--- Begin Working data ---
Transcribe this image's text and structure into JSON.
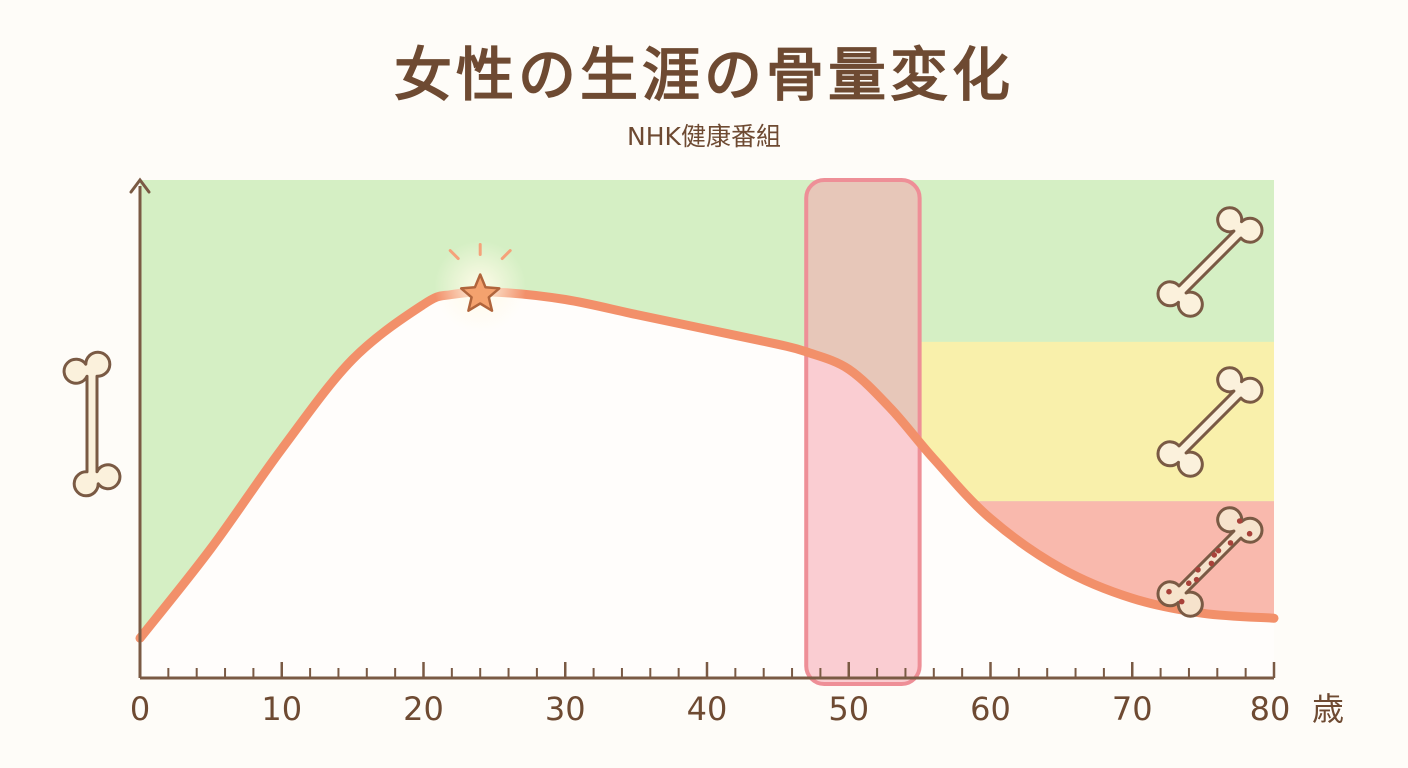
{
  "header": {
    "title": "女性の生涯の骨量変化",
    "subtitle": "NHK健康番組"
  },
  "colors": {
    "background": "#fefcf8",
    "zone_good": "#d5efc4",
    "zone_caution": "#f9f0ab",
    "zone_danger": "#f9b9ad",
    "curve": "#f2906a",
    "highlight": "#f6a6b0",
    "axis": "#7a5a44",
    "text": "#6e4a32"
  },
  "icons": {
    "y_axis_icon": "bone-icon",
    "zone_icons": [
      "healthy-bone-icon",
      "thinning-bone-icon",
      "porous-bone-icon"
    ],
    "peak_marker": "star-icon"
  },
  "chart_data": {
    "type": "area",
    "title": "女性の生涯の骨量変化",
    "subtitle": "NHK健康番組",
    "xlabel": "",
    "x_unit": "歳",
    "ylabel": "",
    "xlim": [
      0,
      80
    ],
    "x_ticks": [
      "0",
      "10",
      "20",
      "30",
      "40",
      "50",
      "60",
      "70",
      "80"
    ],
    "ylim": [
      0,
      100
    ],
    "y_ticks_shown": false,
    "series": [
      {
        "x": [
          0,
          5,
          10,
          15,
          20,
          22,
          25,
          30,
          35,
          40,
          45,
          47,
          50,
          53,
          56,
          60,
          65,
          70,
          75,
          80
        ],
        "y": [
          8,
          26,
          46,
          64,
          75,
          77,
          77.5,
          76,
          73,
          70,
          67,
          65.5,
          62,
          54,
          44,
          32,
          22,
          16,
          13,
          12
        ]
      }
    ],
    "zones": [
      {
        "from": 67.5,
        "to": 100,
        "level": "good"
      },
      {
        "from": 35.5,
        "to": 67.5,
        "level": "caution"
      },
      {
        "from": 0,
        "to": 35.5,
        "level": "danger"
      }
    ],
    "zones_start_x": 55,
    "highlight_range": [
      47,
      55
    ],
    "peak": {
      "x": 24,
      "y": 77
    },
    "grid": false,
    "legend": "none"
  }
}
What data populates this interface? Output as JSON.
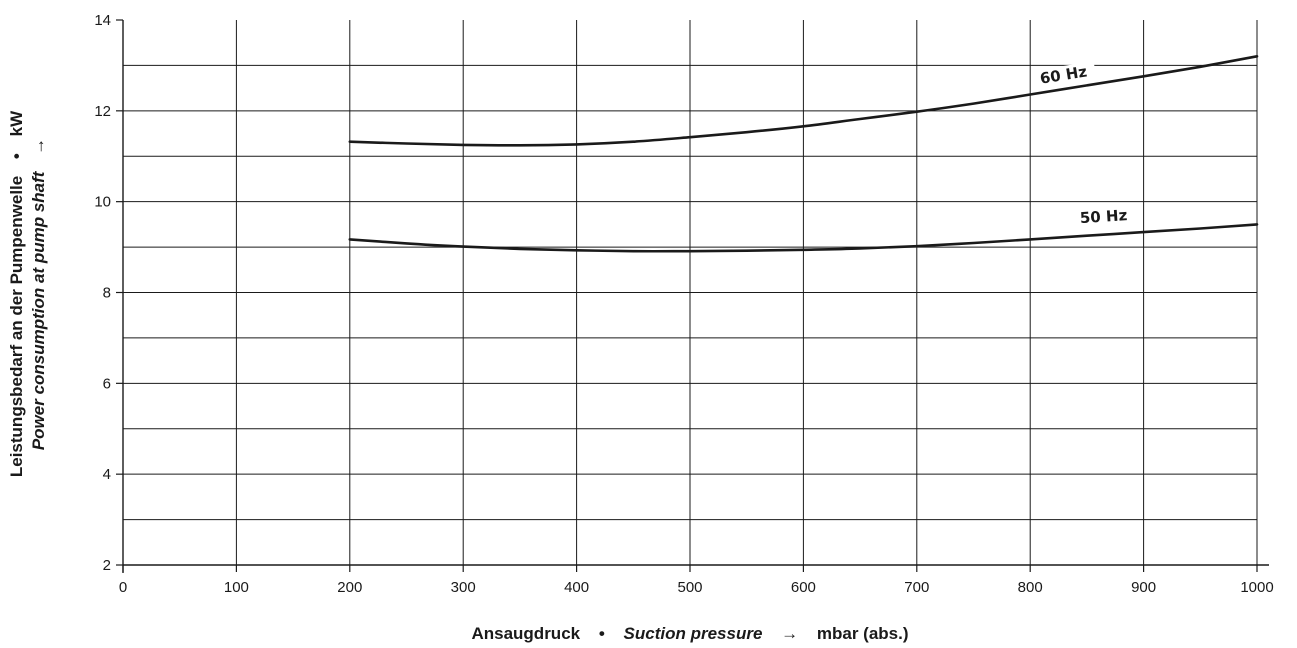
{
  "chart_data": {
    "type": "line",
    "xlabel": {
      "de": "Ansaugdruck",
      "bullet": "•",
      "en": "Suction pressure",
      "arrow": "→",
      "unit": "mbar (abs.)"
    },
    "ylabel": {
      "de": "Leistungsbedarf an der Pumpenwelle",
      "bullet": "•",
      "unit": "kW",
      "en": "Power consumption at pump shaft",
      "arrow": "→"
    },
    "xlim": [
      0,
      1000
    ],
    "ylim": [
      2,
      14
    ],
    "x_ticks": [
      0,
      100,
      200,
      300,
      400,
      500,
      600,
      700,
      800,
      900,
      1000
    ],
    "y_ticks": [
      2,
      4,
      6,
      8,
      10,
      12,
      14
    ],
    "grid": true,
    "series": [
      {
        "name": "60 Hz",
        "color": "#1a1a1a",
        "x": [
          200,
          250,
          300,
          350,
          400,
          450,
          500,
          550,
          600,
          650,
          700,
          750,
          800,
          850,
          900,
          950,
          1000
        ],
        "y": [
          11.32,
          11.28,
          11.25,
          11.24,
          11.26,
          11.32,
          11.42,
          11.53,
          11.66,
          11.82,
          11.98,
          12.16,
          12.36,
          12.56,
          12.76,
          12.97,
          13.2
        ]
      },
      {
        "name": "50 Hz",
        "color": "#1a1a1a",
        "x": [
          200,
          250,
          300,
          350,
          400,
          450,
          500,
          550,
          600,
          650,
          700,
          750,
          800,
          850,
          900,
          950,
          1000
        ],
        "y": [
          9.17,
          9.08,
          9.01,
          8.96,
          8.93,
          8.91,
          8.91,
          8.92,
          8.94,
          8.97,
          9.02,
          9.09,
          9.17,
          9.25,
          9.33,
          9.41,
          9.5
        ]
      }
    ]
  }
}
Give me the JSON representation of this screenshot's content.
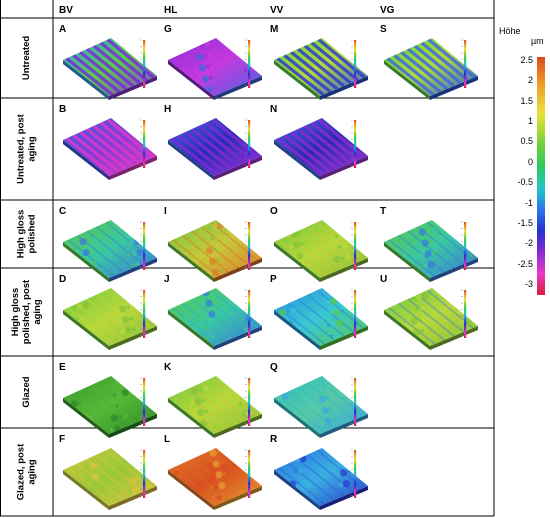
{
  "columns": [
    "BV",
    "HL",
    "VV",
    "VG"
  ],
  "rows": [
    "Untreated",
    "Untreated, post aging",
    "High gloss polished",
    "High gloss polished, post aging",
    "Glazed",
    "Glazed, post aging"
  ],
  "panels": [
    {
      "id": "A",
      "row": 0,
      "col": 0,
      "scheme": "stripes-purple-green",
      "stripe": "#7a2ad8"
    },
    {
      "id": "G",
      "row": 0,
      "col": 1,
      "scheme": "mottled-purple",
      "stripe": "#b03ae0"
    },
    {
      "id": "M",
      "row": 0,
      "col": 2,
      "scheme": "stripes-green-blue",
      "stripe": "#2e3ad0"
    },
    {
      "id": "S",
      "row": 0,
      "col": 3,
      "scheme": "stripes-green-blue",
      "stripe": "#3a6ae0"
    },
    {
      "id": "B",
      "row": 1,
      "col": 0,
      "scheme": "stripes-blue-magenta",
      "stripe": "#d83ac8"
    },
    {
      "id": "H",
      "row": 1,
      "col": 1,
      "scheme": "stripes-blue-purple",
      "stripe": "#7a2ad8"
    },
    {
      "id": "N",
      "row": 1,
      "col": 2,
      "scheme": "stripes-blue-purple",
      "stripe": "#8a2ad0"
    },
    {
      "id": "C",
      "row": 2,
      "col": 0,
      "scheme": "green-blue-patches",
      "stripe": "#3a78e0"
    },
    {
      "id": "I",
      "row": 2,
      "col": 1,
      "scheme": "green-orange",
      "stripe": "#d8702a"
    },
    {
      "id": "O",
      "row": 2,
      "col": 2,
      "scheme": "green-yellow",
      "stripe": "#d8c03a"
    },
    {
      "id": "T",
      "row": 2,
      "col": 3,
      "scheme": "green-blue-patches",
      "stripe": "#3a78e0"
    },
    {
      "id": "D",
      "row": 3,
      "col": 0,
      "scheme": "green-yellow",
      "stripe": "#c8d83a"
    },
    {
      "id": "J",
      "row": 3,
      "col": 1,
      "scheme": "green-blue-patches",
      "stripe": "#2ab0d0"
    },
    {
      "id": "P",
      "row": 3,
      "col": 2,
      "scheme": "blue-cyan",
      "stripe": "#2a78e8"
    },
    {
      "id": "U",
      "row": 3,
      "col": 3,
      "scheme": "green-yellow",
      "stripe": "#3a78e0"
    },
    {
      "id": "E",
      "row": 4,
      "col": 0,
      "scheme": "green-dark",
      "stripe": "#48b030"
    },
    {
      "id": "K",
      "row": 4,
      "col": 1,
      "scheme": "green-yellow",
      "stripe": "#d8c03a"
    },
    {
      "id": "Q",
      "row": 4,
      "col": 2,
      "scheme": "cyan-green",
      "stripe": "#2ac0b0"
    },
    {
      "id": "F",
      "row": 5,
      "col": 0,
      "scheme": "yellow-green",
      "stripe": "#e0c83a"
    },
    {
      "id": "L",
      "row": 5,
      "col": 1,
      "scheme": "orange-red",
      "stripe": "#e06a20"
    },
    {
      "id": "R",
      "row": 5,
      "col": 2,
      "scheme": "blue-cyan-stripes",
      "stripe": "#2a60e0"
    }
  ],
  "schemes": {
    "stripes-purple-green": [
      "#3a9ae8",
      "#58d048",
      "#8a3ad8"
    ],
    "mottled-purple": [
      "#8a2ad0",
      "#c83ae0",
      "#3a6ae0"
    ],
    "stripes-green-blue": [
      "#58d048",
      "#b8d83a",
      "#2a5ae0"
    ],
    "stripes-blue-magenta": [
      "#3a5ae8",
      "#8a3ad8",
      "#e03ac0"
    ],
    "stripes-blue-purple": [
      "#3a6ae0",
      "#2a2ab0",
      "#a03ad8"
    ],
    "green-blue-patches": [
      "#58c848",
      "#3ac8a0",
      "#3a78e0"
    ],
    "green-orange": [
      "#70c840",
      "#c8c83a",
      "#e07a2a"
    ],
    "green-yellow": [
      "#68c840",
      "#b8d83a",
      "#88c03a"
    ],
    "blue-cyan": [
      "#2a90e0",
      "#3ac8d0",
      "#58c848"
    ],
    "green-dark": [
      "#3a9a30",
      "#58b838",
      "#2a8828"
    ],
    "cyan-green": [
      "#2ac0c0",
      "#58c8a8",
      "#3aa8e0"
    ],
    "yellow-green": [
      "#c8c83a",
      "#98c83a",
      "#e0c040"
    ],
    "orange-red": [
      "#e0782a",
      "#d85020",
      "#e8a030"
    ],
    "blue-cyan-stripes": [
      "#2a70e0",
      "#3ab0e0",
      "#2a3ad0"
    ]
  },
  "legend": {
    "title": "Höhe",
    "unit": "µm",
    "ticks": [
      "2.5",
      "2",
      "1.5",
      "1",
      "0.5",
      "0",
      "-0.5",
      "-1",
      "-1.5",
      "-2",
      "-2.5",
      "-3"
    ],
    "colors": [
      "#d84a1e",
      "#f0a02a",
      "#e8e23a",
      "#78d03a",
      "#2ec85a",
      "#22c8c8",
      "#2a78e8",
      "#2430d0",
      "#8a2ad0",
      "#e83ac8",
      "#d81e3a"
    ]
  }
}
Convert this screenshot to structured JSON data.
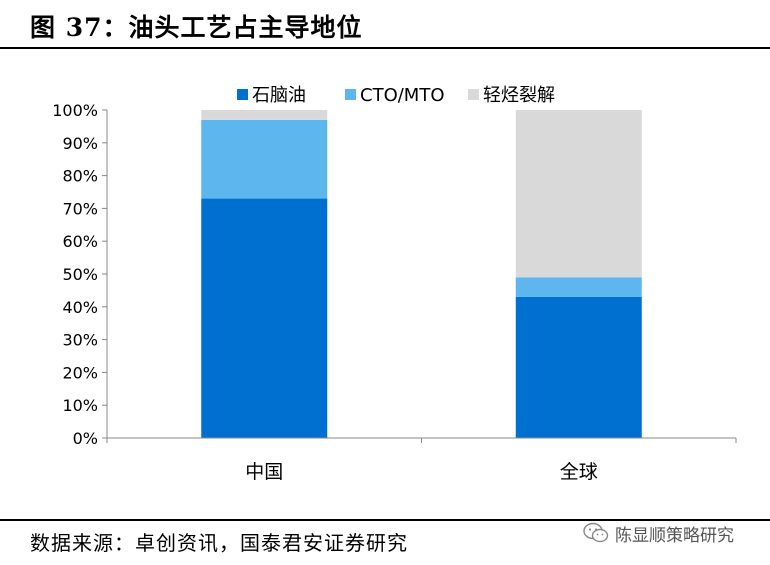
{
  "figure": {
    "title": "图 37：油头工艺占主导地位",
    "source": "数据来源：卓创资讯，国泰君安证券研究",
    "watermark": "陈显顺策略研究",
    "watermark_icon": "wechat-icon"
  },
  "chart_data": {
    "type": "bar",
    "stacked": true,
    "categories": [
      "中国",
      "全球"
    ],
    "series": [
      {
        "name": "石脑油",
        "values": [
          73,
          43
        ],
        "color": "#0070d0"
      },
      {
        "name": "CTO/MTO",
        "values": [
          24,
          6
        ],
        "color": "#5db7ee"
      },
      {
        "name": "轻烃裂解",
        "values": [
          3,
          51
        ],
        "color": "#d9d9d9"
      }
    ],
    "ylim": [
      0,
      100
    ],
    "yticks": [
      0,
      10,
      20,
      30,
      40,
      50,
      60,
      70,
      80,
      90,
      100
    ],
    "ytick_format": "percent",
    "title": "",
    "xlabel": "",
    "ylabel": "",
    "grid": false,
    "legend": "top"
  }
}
--- End Working data ---
What you will do: Copy out every line from the records that has the word "post".

Output:
    "Untreated, post aging",
    "High gloss polished, post aging",
    "Glazed, post aging"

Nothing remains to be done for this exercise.